====== Extracted entries

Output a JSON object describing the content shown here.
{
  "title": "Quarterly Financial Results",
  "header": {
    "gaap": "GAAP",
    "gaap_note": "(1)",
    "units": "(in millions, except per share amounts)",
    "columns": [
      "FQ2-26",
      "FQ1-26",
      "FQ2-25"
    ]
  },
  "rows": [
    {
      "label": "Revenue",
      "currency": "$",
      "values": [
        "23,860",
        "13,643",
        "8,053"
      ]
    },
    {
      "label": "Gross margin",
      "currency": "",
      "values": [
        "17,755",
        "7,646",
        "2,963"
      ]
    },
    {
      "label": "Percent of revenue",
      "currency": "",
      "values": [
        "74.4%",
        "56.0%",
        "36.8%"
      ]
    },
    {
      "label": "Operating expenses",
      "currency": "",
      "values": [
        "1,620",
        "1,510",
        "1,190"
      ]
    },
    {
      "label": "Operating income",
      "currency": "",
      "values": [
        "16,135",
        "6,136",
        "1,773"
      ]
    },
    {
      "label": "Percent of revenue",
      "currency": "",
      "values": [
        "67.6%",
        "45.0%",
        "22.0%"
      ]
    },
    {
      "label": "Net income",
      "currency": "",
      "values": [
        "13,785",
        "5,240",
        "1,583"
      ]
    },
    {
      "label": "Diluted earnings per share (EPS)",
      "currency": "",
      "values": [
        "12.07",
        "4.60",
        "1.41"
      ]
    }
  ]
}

============

# Exercise prompt
Only the number is wanted: how many lines contain the string "label"?

# Full response
8